In the listing below, count the lines with "области" and report only the figure.

◆ ◆ ◆ ◆ ◆ ◆ ◆

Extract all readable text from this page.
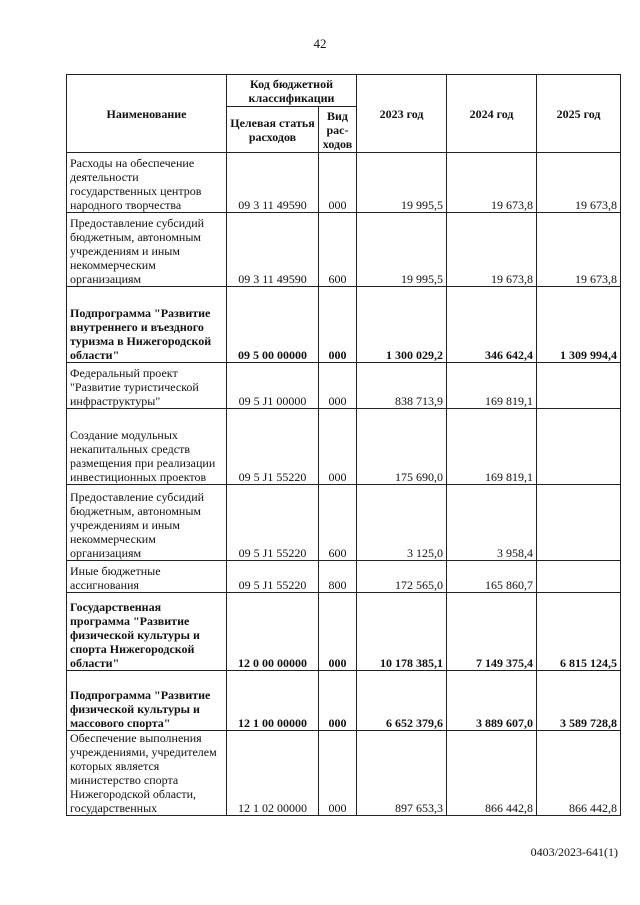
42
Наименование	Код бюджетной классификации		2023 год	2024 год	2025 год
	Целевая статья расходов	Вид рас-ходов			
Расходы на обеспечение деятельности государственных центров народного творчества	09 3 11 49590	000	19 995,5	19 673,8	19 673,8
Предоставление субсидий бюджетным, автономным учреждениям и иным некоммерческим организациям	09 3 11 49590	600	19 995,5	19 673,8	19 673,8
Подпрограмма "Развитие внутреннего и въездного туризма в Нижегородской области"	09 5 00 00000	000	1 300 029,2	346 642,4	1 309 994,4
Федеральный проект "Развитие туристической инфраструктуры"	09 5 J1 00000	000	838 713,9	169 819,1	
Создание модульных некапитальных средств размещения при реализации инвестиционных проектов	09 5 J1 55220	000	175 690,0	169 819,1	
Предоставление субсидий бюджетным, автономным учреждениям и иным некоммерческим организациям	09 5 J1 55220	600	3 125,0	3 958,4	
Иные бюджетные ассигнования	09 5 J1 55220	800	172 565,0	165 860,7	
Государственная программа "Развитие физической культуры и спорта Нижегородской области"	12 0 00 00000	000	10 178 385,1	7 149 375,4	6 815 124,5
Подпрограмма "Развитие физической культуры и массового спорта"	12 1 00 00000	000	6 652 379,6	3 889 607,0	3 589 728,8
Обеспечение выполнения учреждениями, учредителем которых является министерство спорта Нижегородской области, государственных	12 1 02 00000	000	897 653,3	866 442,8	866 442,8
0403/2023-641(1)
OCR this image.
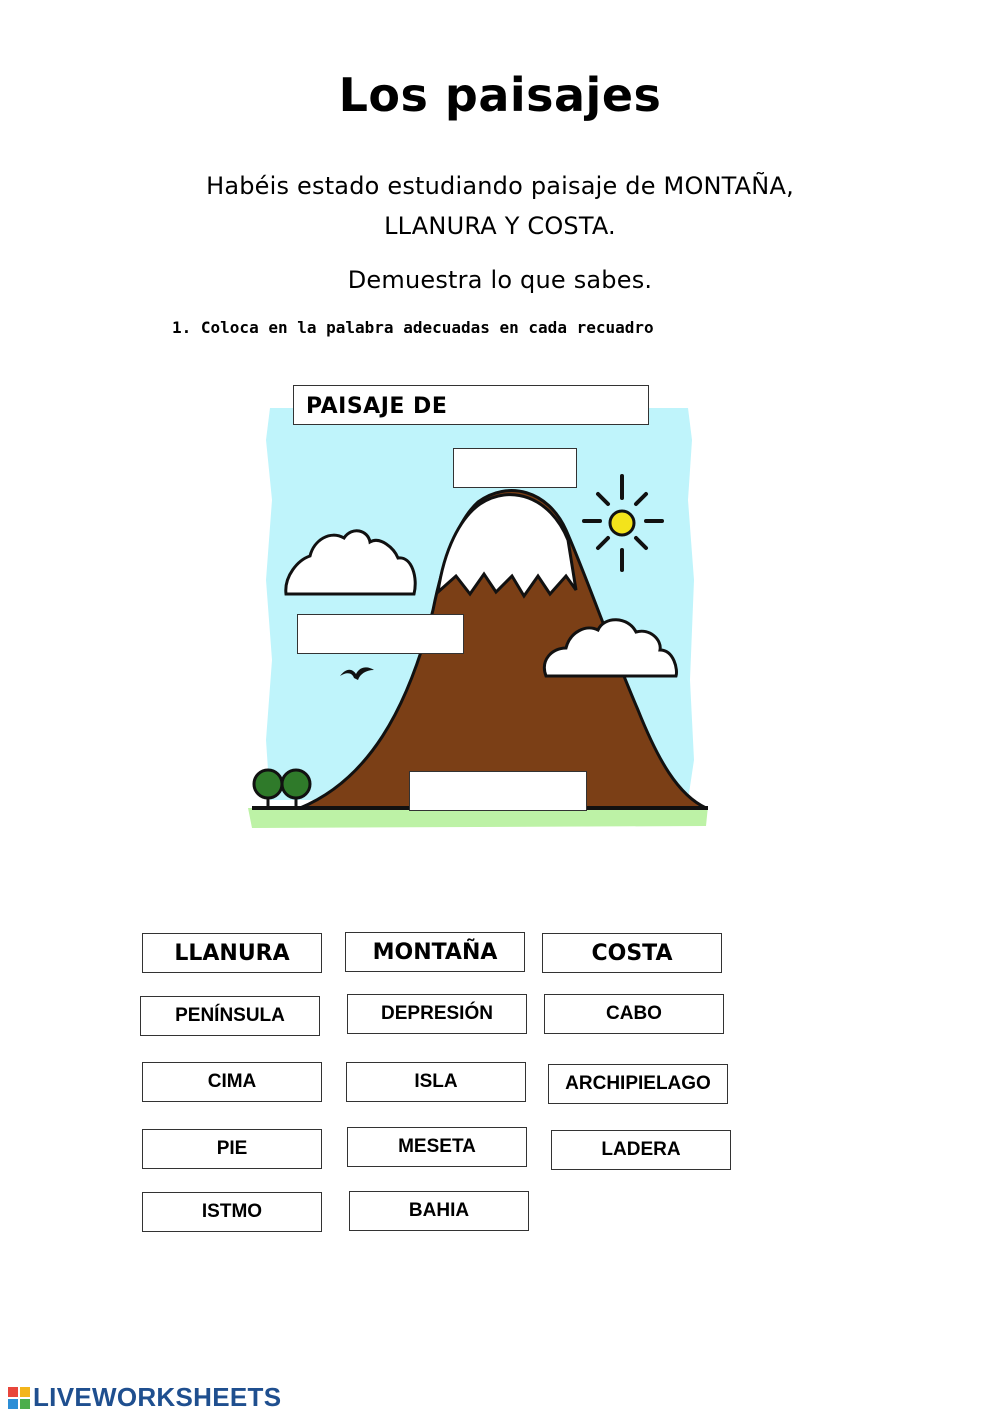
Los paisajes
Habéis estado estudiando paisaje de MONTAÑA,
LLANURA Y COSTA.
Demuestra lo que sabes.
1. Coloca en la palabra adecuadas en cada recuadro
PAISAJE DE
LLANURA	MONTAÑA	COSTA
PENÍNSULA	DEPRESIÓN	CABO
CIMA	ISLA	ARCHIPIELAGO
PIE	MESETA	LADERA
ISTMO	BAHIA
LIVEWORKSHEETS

◆ ◆ ◆ ◆ ◆ ◆ ◆

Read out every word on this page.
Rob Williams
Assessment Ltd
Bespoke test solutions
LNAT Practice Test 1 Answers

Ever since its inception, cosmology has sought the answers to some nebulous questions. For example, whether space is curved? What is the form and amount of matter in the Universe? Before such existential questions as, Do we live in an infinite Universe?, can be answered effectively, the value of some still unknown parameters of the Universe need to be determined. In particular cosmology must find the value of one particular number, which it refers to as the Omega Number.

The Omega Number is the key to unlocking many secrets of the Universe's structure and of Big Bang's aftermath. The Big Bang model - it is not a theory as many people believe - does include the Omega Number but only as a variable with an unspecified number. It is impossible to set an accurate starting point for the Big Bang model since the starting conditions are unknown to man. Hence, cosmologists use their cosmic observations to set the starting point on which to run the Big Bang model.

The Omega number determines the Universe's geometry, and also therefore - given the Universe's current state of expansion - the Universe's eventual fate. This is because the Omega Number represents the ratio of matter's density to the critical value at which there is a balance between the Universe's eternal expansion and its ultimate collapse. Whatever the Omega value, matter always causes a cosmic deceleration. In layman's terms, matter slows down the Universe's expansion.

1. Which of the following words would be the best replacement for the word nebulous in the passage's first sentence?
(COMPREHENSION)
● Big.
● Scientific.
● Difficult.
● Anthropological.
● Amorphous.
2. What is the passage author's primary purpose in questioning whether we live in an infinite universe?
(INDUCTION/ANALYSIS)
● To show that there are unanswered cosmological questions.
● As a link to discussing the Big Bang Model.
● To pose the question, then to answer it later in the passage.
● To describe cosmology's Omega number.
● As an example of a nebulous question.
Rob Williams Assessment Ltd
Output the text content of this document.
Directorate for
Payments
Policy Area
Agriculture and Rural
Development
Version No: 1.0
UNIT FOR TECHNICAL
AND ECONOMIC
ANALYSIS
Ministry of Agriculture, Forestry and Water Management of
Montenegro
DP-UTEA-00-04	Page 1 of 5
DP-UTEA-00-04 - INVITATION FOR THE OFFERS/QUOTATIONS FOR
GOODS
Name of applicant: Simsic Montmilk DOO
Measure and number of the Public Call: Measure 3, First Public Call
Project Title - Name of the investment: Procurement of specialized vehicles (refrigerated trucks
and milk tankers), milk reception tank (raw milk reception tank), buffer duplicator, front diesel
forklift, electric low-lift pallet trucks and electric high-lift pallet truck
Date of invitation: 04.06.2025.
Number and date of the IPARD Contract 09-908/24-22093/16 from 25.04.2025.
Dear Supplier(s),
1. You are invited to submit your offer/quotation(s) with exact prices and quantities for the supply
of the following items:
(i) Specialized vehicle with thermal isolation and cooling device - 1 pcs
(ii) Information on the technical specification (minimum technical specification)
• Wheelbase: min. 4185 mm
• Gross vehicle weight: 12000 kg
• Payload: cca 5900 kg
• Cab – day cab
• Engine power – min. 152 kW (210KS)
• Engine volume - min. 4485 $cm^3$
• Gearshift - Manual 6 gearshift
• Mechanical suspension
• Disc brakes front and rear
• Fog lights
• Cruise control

◆ ◆ ◆ ◆ ◆ ◆ ◆

*Output for this task*:
3